A block of data:
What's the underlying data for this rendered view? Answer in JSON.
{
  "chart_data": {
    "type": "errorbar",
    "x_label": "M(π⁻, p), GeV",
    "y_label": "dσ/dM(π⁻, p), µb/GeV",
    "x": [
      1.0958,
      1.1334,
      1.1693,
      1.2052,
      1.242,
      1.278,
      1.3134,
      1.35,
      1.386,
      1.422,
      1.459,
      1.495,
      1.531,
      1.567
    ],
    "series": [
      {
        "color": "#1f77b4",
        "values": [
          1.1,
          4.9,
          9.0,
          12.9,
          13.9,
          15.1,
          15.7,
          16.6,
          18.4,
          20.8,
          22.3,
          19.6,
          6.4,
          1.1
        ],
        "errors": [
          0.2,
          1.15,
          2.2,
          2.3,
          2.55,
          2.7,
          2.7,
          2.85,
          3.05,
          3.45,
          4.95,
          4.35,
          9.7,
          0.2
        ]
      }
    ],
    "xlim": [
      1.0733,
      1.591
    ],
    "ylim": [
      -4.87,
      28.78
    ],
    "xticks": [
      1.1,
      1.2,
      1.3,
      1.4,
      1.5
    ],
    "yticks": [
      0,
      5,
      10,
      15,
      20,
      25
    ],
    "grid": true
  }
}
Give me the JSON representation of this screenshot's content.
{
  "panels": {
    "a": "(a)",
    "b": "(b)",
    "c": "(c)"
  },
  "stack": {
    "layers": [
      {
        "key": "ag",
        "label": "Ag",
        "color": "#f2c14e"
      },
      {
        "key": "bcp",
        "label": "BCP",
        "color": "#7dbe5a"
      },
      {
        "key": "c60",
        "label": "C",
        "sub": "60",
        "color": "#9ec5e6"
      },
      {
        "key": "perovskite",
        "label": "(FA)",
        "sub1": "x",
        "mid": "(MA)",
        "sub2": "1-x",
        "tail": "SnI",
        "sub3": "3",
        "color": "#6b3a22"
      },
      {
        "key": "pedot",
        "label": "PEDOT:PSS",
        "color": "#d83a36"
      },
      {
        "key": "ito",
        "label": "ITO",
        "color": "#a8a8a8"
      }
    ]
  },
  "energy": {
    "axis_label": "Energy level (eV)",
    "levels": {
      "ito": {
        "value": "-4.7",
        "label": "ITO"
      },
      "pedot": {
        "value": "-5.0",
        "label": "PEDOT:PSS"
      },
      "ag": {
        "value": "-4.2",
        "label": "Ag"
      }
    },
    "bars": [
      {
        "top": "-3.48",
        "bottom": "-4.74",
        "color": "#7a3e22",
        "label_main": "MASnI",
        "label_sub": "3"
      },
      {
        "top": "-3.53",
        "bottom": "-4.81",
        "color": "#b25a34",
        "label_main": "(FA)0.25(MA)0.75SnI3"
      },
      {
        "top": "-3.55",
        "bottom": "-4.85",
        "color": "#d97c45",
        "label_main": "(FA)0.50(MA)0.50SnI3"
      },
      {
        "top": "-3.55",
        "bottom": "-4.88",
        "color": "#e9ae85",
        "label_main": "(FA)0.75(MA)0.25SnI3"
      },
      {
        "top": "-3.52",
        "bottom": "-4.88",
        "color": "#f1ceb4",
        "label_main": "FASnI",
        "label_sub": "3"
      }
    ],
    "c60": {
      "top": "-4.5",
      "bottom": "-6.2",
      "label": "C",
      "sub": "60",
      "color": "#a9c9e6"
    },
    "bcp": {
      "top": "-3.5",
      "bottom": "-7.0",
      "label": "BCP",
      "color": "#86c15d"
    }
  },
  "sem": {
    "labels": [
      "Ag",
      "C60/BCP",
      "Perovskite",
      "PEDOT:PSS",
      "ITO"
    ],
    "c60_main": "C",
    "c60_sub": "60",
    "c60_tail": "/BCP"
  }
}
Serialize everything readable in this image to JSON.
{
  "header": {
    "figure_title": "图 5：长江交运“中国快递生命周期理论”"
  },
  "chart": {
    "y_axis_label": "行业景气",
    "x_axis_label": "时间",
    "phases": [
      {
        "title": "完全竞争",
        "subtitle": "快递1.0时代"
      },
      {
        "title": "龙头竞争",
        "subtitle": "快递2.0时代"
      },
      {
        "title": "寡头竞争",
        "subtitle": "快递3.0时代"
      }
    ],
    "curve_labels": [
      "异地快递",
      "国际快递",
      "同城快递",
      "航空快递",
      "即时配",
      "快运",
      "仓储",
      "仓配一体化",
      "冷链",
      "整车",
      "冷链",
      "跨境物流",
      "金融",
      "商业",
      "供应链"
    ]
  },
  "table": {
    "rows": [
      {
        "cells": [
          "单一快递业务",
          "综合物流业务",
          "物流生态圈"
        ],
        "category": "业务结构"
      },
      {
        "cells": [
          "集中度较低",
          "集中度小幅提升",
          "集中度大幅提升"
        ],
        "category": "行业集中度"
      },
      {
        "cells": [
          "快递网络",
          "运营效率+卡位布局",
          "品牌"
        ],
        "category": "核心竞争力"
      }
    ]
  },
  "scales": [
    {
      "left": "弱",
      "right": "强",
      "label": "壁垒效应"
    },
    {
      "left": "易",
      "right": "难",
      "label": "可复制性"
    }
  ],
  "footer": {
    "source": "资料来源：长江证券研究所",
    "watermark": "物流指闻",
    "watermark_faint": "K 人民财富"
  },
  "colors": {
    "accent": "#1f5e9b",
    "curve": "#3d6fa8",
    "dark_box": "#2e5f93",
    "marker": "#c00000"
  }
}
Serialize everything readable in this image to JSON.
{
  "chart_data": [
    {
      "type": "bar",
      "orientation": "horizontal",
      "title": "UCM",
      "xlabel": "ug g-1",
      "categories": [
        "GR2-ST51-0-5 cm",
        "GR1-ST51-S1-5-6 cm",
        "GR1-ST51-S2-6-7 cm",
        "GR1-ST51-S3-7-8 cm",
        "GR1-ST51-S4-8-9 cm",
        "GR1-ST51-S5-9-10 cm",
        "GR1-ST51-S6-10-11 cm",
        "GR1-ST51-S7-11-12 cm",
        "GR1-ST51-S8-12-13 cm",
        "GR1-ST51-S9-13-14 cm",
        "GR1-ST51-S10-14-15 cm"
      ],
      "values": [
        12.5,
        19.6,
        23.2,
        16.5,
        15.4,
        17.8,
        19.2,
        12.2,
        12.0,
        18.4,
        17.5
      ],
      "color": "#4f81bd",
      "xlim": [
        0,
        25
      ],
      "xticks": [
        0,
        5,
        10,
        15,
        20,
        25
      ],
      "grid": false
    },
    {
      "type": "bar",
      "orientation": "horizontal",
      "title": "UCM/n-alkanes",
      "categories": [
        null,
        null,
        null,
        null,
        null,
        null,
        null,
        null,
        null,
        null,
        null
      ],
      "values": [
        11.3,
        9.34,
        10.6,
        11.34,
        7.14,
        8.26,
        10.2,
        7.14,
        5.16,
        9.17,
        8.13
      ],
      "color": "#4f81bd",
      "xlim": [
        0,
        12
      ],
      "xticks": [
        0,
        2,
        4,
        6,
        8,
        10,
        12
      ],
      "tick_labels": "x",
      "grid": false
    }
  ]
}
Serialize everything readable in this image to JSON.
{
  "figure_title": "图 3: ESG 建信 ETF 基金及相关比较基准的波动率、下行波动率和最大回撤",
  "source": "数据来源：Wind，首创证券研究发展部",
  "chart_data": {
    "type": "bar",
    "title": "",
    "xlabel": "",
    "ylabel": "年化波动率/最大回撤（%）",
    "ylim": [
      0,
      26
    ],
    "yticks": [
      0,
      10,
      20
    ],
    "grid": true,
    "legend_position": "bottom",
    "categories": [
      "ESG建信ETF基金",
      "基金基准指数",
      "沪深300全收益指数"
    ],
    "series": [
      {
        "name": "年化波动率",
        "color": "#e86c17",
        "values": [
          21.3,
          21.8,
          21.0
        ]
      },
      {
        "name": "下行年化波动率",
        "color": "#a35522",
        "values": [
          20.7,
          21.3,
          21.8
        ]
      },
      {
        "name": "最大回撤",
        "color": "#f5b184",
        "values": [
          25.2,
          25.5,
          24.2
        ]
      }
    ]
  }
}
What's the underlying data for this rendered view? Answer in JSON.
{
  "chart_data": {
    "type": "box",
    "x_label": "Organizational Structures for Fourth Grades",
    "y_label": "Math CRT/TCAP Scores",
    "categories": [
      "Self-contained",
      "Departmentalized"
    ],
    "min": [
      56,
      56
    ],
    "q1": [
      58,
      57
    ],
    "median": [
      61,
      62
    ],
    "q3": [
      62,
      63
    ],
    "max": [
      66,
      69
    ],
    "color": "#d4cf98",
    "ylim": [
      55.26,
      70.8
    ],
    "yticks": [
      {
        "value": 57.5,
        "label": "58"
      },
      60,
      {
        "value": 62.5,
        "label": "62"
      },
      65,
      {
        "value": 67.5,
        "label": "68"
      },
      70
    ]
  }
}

Goal of the exercise:
Work through the data and report how many of its lines hold the word "type", giving only the figure.

Response for this exercise:
5